┌──

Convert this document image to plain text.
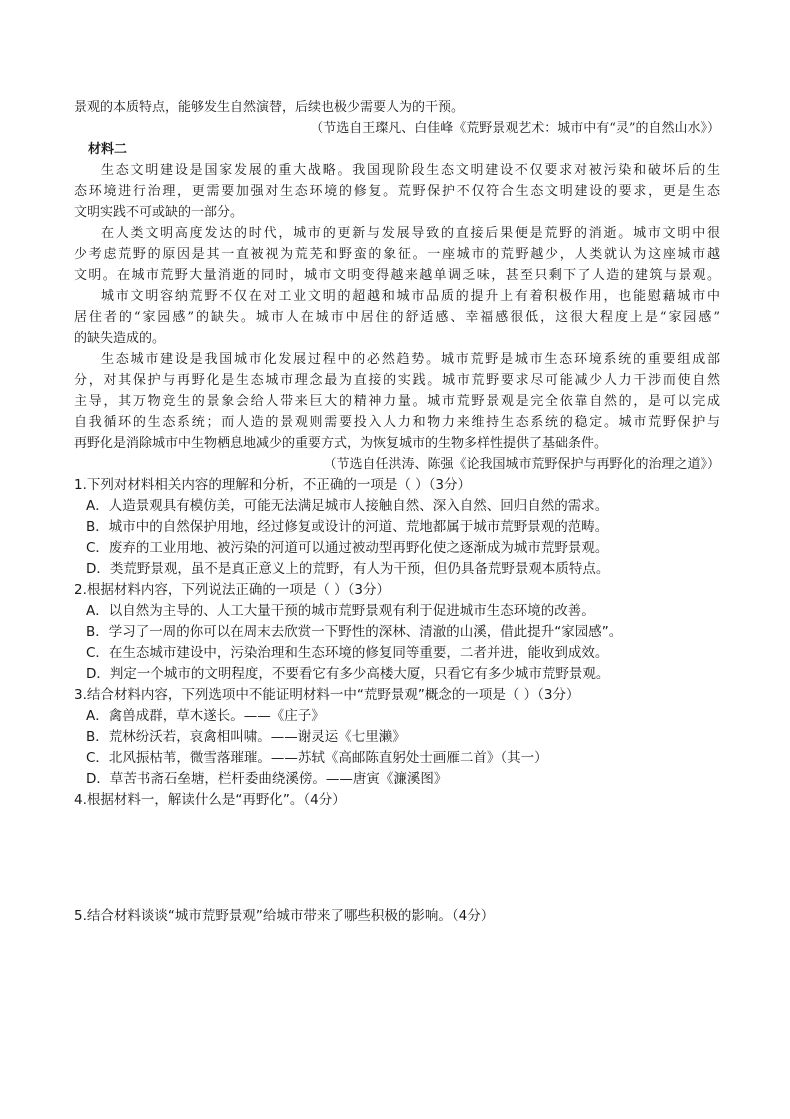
景观的本质特点，能够发生自然演替，后续也极少需要人为的干预。
（节选自王璨凡、白佳峰《荒野景观艺术：城市中有“灵”的自然山水》）
材料二
生态文明建设是国家发展的重大战略。我国现阶段生态文明建设不仅要求对被污染和破坏后的生
态环境进行治理，更需要加强对生态环境的修复。荒野保护不仅符合生态文明建设的要求，更是生态
文明实践不可或缺的一部分。
在人类文明高度发达的时代，城市的更新与发展导致的直接后果便是荒野的消逝。城市文明中很
少考虑荒野的原因是其一直被视为荒芜和野蛮的象征。一座城市的荒野越少，人类就认为这座城市越
文明。在城市荒野大量消逝的同时，城市文明变得越来越单调乏味，甚至只剩下了人造的建筑与景观。
城市文明容纳荒野不仅在对工业文明的超越和城市品质的提升上有着积极作用，也能慰藉城市中
居住者的“家园感”的缺失。城市人在城市中居住的舒适感、幸福感很低，这很大程度上是“家园感”
的缺失造成的。
生态城市建设是我国城市化发展过程中的必然趋势。城市荒野是城市生态环境系统的重要组成部
分，对其保护与再野化是生态城市理念最为直接的实践。城市荒野要求尽可能减少人力干涉而使自然
主导，其万物竞生的景象会给人带来巨大的精神力量。城市荒野景观是完全依靠自然的，是可以完成
自我循环的生态系统；而人造的景观则需要投入人力和物力来维持生态系统的稳定。城市荒野保护与
再野化是消除城市中生物栖息地减少的重要方式，为恢复城市的生物多样性提供了基础条件。
（节选自任洪涛、陈强《论我国城市荒野保护与再野化的治理之道》）
1.下列对材料相关内容的理解和分析，不正确的一项是（ ）（3分）
A．人造景观具有模仿美，可能无法满足城市人接触自然、深入自然、回归自然的需求。
B．城市中的自然保护用地，经过修复或设计的河道、荒地都属于城市荒野景观的范畴。
C．废弃的工业用地、被污染的河道可以通过被动型再野化使之逐渐成为城市荒野景观。
D．类荒野景观，虽不是真正意义上的荒野，有人为干预，但仍具备荒野景观本质特点。
2.根据材料内容，下列说法正确的一项是（ ）（3分）
A．以自然为主导的、人工大量干预的城市荒野景观有利于促进城市生态环境的改善。
B．学习了一周的你可以在周末去欣赏一下野性的深林、清澈的山溪，借此提升“家园感”。
C．在生态城市建设中，污染治理和生态环境的修复同等重要，二者并进，能收到成效。
D．判定一个城市的文明程度，不要看它有多少高楼大厦，只看它有多少城市荒野景观。
3.结合材料内容，下列选项中不能证明材料一中“荒野景观”概念的一项是（ ）（3分）
A．禽兽成群，草木遂长。——《庄子》
B．荒林纷沃若，哀禽相叫啸。——谢灵运《七里濑》
C．北风振枯苇，微雪落璀璀。——苏轼《高邮陈直躬处士画雁二首》（其一）
D．草苦书斋石垒塘，栏杆委曲绕溪傍。——唐寅《濂溪图》
4.根据材料一，解读什么是“再野化”。（4分）
5.结合材料谈谈“城市荒野景观”给城市带来了哪些积极的影响。（4分）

└──

#### [Problem details]
Quote the entries in full. Any image among them is to be omitted from the copy.

#### [Answer to the problem]
Convert this document image to plain text.
景观的本质特点，能够发生自然演替，后续也极少需要人为的干预。
（节选自王璨凡、白佳峰《荒野景观艺术：城市中有“灵”的自然山水》）
材料二
生态文明建设是国家发展的重大战略。我国现阶段生态文明建设不仅要求对被污染和破坏后的生
态环境进行治理，更需要加强对生态环境的修复。荒野保护不仅符合生态文明建设的要求，更是生态
文明实践不可或缺的一部分。
在人类文明高度发达的时代，城市的更新与发展导致的直接后果便是荒野的消逝。城市文明中很
少考虑荒野的原因是其一直被视为荒芜和野蛮的象征。一座城市的荒野越少，人类就认为这座城市越
文明。在城市荒野大量消逝的同时，城市文明变得越来越单调乏味，甚至只剩下了人造的建筑与景观。
城市文明容纳荒野不仅在对工业文明的超越和城市品质的提升上有着积极作用，也能慰藉城市中
居住者的“家园感”的缺失。城市人在城市中居住的舒适感、幸福感很低，这很大程度上是“家园感”
的缺失造成的。
生态城市建设是我国城市化发展过程中的必然趋势。城市荒野是城市生态环境系统的重要组成部
分，对其保护与再野化是生态城市理念最为直接的实践。城市荒野要求尽可能减少人力干涉而使自然
主导，其万物竞生的景象会给人带来巨大的精神力量。城市荒野景观是完全依靠自然的，是可以完成
自我循环的生态系统；而人造的景观则需要投入人力和物力来维持生态系统的稳定。城市荒野保护与
再野化是消除城市中生物栖息地减少的重要方式，为恢复城市的生物多样性提供了基础条件。
（节选自任洪涛、陈强《论我国城市荒野保护与再野化的治理之道》）
1.下列对材料相关内容的理解和分析，不正确的一项是（ ）（3分）
A．人造景观具有模仿美，可能无法满足城市人接触自然、深入自然、回归自然的需求。
B．城市中的自然保护用地，经过修复或设计的河道、荒地都属于城市荒野景观的范畴。
C．废弃的工业用地、被污染的河道可以通过被动型再野化使之逐渐成为城市荒野景观。
D．类荒野景观，虽不是真正意义上的荒野，有人为干预，但仍具备荒野景观本质特点。
2.根据材料内容，下列说法正确的一项是（ ）（3分）
A．以自然为主导的、人工大量干预的城市荒野景观有利于促进城市生态环境的改善。
B．学习了一周的你可以在周末去欣赏一下野性的深林、清澈的山溪，借此提升“家园感”。
C．在生态城市建设中，污染治理和生态环境的修复同等重要，二者并进，能收到成效。
D．判定一个城市的文明程度，不要看它有多少高楼大厦，只看它有多少城市荒野景观。
3.结合材料内容，下列选项中不能证明材料一中“荒野景观”概念的一项是（ ）（3分）
A．禽兽成群，草木遂长。——《庄子》
B．荒林纷沃若，哀禽相叫啸。——谢灵运《七里濑》
C．北风振枯苇，微雪落璀璀。——苏轼《高邮陈直躬处士画雁二首》（其一）
D．草苦书斋石垒塘，栏杆委曲绕溪傍。——唐寅《濂溪图》
4.根据材料一，解读什么是“再野化”。（4分）
5.结合材料谈谈“城市荒野景观”给城市带来了哪些积极的影响。（4分）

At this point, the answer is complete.